_The task_.
Look for "beath" in each line of the entries, and return the matching lines.

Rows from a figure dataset
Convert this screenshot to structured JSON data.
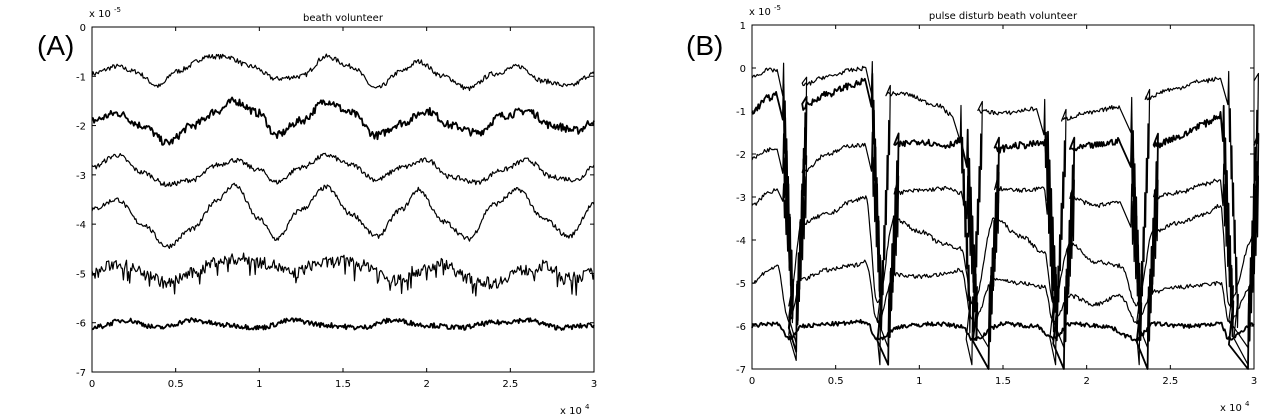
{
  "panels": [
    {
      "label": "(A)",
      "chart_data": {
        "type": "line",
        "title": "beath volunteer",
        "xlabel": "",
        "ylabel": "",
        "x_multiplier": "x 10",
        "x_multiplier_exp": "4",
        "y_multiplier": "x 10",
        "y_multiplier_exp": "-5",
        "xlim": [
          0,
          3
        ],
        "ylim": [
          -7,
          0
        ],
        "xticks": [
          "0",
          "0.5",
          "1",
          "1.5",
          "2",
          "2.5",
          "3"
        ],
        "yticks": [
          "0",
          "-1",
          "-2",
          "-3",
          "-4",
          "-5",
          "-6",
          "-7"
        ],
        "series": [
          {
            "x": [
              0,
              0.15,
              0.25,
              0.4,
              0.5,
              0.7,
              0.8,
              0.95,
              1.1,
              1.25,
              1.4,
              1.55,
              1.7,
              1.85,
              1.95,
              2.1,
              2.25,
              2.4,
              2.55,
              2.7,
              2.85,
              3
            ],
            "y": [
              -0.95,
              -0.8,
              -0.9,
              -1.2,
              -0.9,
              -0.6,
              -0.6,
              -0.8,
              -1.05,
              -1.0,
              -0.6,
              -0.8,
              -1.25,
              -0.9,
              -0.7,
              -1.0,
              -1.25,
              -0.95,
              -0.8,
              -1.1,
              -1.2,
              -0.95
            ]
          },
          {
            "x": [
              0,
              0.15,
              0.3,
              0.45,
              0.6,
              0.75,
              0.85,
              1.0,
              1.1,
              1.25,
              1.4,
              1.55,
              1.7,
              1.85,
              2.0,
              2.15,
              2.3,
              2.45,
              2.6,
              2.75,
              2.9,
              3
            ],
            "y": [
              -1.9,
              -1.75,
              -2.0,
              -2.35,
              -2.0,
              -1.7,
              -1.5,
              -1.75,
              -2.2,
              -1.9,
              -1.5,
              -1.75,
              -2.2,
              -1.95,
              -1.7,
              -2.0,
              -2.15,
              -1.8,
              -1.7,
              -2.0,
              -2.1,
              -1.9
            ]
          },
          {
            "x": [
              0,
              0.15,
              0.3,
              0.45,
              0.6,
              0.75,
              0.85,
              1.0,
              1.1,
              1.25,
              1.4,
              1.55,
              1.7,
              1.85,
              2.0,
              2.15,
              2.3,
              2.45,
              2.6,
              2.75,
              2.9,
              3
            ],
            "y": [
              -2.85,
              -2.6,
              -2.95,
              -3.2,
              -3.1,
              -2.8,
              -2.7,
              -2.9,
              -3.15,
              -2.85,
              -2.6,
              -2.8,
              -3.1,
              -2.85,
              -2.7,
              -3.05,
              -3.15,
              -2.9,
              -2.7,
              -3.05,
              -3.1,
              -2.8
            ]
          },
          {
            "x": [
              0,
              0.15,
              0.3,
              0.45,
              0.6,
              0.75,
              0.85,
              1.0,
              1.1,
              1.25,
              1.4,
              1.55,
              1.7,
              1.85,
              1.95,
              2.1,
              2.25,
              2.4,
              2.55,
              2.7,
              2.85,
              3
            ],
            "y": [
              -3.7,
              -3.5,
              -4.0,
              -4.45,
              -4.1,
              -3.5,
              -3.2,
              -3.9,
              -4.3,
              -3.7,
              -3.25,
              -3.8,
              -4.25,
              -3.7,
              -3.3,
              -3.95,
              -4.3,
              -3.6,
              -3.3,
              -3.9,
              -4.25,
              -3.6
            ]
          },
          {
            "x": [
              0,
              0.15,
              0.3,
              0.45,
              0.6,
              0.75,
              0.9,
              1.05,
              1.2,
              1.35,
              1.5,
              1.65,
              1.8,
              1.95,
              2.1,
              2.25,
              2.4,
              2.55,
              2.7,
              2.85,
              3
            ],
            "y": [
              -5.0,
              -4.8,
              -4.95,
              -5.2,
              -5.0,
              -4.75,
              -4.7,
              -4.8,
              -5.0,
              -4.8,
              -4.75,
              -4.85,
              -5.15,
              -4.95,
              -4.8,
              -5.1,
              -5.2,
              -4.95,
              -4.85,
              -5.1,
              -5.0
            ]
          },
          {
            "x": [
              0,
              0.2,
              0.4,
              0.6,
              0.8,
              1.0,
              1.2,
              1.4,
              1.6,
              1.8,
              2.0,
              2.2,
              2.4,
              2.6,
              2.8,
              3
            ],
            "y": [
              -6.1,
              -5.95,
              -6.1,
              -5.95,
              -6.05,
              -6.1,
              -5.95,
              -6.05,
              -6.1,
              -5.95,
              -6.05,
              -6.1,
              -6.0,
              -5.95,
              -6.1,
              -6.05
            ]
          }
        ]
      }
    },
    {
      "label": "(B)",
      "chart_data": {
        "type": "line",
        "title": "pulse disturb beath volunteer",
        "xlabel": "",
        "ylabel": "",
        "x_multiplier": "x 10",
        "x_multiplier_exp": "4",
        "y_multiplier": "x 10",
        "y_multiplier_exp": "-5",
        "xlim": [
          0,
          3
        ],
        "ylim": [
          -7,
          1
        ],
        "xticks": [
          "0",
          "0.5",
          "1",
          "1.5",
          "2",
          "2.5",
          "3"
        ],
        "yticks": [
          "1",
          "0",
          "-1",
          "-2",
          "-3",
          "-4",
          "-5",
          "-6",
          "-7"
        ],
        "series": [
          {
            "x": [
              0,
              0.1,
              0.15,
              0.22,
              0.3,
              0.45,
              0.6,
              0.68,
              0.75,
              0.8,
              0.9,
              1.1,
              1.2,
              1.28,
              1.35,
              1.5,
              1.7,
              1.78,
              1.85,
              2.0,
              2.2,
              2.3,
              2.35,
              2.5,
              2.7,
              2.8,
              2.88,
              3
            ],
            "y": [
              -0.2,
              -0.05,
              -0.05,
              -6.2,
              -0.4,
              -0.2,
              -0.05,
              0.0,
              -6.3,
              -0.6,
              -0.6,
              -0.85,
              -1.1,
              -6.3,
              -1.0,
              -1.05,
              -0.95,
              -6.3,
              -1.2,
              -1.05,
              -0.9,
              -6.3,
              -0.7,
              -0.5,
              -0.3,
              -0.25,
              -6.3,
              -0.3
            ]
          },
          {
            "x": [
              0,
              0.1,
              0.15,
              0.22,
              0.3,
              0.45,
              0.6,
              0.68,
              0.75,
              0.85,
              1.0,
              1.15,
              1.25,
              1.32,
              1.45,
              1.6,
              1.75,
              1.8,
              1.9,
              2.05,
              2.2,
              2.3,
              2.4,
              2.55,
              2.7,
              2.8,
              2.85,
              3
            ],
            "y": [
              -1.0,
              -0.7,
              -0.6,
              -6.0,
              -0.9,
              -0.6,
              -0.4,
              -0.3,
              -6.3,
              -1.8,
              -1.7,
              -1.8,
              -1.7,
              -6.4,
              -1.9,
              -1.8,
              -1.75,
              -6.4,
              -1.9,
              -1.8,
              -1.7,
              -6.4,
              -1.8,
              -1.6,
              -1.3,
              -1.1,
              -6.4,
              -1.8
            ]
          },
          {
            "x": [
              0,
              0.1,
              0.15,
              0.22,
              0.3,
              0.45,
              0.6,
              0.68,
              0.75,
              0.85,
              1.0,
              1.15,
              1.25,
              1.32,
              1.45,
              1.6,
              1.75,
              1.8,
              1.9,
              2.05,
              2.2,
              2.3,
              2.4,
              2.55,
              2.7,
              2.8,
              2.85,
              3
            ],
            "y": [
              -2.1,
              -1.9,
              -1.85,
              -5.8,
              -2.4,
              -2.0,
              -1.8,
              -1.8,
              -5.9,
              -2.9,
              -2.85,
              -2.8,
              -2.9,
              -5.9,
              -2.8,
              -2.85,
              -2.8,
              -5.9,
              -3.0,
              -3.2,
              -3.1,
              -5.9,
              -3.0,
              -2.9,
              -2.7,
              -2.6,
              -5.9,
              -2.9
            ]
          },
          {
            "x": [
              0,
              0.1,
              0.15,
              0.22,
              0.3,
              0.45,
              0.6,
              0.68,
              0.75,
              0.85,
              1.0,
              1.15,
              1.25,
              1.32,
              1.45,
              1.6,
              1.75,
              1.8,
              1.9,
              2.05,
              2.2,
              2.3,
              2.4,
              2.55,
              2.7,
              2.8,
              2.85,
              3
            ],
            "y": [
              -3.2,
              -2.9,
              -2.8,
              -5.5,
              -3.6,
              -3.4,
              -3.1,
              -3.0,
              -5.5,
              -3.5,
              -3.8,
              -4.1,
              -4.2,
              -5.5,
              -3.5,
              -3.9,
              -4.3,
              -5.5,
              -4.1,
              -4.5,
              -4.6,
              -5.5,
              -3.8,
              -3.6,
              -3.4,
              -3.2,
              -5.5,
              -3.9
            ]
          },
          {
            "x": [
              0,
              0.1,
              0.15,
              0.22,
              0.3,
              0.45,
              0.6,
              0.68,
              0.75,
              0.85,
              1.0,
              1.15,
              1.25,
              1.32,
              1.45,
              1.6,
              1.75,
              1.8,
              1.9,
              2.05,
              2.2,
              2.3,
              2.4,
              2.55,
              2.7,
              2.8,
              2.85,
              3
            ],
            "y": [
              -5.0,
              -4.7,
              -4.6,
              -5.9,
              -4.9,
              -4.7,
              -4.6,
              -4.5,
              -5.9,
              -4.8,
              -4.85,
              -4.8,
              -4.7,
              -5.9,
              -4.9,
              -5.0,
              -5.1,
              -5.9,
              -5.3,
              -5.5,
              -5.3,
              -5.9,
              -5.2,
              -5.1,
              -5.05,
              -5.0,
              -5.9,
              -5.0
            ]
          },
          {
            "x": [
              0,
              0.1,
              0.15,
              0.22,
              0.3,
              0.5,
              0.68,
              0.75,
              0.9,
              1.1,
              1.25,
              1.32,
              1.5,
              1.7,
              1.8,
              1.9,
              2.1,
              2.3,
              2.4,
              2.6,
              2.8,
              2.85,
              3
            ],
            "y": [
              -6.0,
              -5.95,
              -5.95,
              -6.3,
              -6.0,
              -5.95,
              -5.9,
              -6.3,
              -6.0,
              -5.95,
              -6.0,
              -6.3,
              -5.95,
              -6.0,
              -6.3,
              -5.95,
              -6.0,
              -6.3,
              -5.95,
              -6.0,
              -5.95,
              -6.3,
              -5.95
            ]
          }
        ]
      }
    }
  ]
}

_The result_.
        "title": "beath volunteer",
        "title": "pulse disturb beath volunteer",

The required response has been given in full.